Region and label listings
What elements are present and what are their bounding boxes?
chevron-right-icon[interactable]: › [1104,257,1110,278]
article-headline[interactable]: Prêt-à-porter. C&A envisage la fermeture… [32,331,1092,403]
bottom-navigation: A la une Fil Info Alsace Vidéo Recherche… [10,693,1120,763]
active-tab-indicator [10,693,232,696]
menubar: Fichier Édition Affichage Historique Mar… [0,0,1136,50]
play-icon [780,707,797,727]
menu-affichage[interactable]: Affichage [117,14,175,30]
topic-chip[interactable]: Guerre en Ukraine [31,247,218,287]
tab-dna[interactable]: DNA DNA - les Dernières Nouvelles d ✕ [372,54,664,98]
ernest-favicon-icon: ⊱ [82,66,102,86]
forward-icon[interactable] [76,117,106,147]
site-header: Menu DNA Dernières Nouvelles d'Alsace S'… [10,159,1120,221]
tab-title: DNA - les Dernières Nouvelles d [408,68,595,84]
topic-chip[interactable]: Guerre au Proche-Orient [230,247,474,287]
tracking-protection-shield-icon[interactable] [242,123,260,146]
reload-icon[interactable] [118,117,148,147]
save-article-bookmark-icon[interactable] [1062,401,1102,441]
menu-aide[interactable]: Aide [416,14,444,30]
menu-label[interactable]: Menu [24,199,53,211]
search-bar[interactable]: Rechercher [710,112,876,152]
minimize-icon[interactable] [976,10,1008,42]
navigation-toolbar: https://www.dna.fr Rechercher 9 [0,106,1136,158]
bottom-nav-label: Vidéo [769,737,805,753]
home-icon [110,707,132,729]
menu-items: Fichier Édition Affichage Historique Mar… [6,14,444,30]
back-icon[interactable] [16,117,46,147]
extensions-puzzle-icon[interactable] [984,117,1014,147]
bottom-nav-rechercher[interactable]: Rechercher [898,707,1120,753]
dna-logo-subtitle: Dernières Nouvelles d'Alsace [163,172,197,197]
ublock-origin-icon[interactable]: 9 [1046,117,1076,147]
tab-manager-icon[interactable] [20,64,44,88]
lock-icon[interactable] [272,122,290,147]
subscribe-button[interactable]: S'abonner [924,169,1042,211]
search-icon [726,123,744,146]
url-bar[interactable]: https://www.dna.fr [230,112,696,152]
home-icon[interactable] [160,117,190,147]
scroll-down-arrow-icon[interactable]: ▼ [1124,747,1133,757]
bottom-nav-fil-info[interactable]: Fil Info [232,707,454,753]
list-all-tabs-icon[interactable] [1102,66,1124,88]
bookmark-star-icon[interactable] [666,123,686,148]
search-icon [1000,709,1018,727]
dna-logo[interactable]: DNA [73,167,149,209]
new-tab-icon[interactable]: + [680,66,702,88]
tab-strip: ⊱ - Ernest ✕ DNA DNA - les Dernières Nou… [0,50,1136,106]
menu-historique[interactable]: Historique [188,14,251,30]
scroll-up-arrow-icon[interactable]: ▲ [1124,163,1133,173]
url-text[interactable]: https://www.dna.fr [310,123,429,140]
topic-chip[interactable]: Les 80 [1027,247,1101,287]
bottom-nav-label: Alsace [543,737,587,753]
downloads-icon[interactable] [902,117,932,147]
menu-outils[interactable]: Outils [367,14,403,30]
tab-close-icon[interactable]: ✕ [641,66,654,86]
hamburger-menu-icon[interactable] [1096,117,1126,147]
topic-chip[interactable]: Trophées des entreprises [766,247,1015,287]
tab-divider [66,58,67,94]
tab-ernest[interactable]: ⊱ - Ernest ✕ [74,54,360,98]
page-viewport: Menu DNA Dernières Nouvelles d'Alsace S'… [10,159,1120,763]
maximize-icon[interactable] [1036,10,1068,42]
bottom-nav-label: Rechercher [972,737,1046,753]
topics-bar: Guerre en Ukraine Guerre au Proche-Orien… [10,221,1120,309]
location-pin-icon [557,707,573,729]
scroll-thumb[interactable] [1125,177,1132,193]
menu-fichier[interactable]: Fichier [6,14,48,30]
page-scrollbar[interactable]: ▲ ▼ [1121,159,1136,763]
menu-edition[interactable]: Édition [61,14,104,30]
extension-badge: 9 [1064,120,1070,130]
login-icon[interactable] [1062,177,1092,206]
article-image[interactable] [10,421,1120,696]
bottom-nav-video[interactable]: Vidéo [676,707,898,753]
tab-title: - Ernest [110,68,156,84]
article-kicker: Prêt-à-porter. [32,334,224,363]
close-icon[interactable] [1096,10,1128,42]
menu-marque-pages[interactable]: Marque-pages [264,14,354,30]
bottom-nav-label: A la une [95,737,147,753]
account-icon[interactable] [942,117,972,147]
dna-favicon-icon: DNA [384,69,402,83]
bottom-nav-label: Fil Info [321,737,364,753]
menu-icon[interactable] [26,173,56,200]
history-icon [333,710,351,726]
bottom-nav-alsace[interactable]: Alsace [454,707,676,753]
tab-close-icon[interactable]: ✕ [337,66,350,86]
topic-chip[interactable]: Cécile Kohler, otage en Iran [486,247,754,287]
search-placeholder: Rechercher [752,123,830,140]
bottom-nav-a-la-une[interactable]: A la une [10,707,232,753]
--
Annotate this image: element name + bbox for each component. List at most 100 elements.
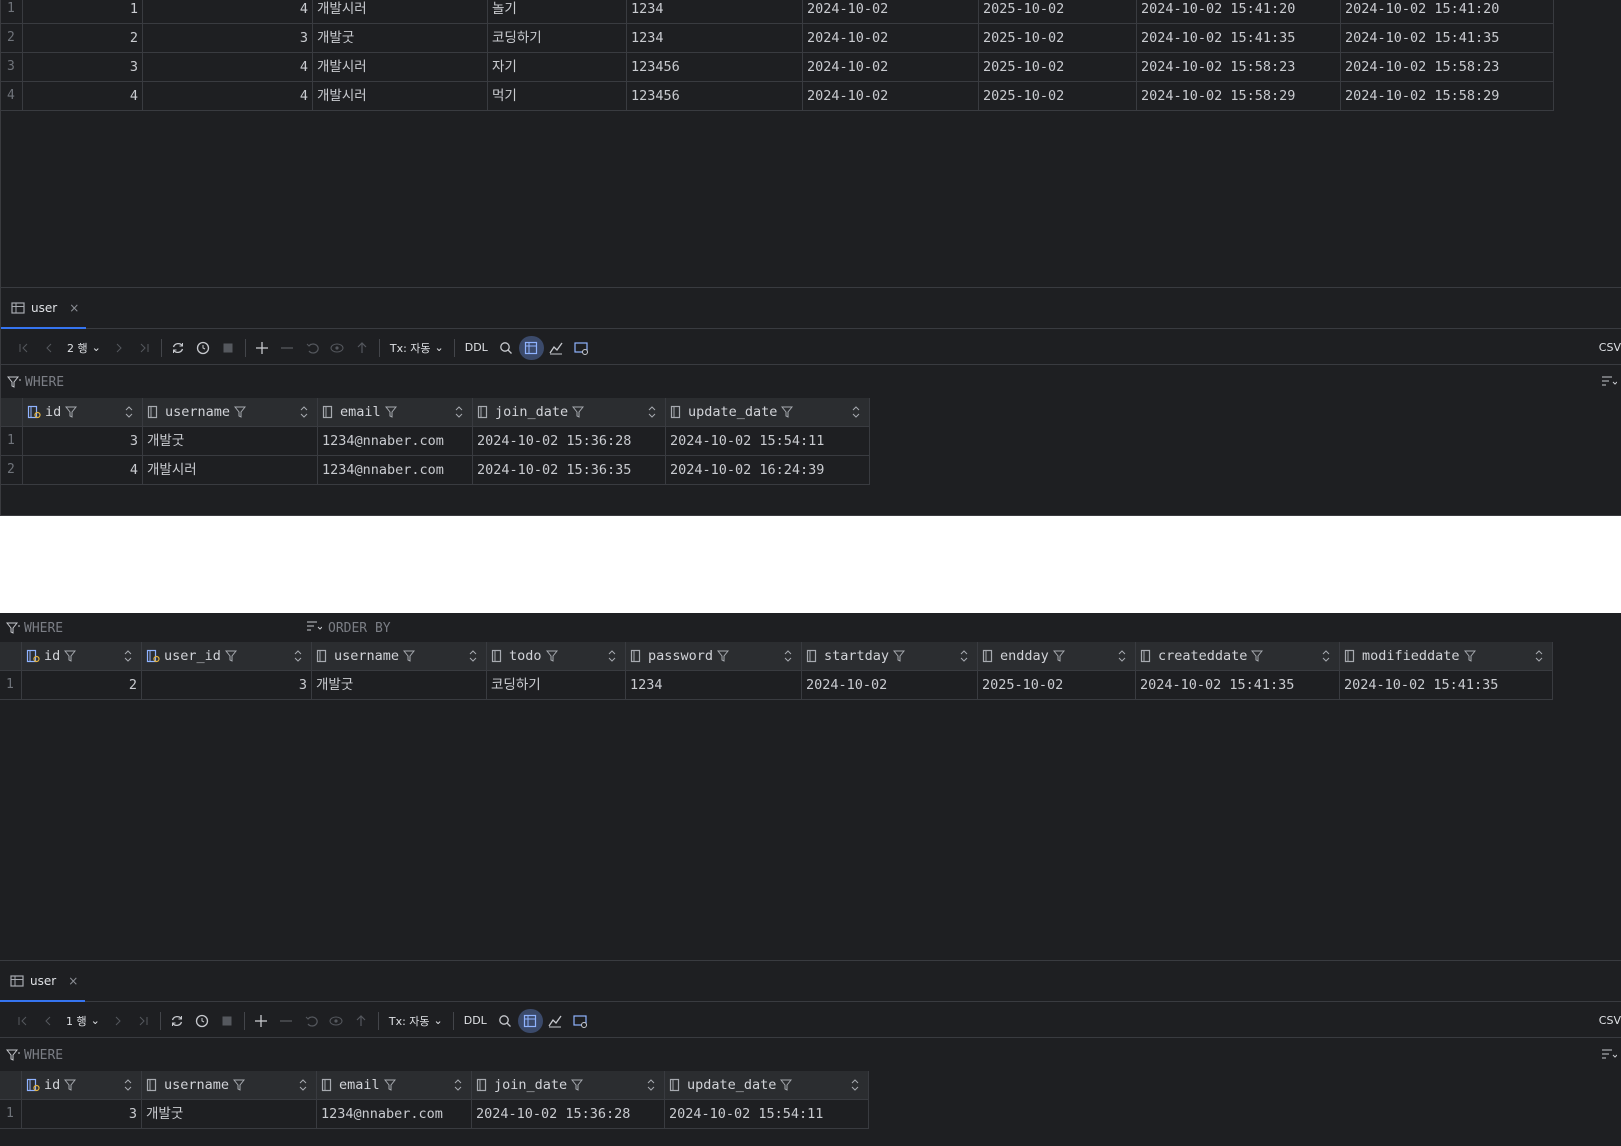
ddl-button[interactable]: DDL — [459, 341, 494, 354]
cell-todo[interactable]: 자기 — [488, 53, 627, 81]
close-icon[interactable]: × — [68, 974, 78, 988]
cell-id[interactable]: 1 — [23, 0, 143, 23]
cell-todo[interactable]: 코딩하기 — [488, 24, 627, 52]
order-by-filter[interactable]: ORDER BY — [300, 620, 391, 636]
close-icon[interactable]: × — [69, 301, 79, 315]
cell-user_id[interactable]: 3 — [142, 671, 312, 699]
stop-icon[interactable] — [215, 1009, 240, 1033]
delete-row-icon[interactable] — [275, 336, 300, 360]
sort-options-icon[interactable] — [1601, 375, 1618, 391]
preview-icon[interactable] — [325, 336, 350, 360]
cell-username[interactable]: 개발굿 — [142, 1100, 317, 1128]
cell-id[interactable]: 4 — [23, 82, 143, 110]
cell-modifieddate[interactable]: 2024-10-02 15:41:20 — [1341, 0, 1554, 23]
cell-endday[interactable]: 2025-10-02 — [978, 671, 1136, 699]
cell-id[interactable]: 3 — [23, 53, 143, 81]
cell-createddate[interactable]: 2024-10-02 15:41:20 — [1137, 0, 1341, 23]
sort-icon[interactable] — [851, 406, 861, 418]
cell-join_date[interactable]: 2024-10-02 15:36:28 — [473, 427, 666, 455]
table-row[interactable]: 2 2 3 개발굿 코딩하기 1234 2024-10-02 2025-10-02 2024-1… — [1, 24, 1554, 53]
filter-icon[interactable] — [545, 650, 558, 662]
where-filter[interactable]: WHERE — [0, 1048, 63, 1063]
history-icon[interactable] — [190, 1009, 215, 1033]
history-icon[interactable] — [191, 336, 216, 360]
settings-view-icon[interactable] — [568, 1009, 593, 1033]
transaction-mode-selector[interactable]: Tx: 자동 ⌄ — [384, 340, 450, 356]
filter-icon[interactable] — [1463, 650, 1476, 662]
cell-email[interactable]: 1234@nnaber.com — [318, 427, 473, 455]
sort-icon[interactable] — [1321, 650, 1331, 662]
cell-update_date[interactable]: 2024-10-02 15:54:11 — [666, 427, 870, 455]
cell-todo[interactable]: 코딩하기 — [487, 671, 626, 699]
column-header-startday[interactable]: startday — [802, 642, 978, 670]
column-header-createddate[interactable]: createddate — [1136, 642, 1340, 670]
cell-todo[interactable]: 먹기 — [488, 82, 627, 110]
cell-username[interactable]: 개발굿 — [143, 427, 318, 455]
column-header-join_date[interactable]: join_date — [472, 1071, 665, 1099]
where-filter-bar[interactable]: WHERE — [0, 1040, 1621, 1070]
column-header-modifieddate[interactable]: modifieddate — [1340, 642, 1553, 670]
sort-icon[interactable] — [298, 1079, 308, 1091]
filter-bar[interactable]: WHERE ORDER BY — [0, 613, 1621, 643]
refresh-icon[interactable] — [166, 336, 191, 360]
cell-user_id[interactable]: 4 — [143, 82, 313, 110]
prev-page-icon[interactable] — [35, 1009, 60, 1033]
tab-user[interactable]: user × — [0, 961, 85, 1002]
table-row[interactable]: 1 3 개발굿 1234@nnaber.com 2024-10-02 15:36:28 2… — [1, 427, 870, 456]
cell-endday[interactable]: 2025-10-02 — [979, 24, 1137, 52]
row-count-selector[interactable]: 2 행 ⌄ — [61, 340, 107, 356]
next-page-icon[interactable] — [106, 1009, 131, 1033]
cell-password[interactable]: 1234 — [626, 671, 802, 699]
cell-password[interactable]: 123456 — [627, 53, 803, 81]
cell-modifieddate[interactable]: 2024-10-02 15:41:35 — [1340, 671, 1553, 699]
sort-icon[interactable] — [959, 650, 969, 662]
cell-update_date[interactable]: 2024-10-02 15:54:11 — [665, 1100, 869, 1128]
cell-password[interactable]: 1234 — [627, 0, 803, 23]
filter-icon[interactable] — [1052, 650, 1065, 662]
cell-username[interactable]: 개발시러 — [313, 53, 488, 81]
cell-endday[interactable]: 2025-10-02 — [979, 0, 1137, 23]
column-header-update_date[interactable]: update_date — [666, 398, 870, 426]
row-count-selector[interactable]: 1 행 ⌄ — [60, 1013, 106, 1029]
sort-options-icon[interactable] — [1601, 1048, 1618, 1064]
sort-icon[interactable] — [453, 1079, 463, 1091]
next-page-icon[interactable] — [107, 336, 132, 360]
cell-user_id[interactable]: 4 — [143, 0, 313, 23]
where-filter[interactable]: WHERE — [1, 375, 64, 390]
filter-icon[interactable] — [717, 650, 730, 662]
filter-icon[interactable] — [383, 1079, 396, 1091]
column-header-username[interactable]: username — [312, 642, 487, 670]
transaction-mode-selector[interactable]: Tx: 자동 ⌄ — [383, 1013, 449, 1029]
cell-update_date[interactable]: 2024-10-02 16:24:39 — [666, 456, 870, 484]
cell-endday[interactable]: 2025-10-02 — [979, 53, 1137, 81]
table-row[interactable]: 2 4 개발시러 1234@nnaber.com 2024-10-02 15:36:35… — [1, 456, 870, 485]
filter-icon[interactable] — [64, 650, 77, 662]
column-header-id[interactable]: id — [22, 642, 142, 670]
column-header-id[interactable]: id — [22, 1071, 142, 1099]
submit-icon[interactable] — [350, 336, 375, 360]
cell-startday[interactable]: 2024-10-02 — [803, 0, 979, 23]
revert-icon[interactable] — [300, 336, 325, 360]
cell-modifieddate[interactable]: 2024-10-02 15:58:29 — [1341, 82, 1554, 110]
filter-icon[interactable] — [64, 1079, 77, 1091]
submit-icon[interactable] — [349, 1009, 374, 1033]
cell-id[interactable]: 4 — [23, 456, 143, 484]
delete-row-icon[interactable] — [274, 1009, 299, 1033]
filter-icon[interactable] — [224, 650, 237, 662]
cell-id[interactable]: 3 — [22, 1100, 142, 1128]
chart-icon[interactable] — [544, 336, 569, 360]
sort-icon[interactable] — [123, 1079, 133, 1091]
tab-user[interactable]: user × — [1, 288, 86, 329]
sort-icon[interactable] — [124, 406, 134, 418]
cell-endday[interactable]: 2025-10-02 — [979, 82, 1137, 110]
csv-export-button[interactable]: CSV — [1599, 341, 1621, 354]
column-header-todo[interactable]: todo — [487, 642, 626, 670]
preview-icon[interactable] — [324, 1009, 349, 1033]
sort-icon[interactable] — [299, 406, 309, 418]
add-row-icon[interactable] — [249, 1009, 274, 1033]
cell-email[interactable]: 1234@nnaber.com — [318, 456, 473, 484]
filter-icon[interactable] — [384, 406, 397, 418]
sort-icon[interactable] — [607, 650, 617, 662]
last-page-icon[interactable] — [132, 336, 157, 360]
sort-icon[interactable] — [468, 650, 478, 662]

**AIM OF THE EXERCISE**
Print the lines starting at the one containing "What elements are" and ending at the one containing "tracking-protection-shield-icon[interactable] [242,123,260,146]", both of those lines included, reproducing each one character for character.

**OUTPUT OF THE EXERCISE**
What elements are present and what are their bounding boxes?
chevron-right-icon[interactable]: › [1104,257,1110,278]
article-headline[interactable]: Prêt-à-porter. C&A envisage la fermeture… [32,331,1092,403]
bottom-navigation: A la une Fil Info Alsace Vidéo Recherche… [10,693,1120,763]
active-tab-indicator [10,693,232,696]
menubar: Fichier Édition Affichage Historique Mar… [0,0,1136,50]
play-icon [780,707,797,727]
menu-affichage[interactable]: Affichage [117,14,175,30]
topic-chip[interactable]: Guerre en Ukraine [31,247,218,287]
tab-dna[interactable]: DNA DNA - les Dernières Nouvelles d ✕ [372,54,664,98]
ernest-favicon-icon: ⊱ [82,66,102,86]
forward-icon[interactable] [76,117,106,147]
site-header: Menu DNA Dernières Nouvelles d'Alsace S'… [10,159,1120,221]
tab-title: DNA - les Dernières Nouvelles d [408,68,595,84]
topic-chip[interactable]: Guerre au Proche-Orient [230,247,474,287]
tracking-protection-shield-icon[interactable] [242,123,260,146]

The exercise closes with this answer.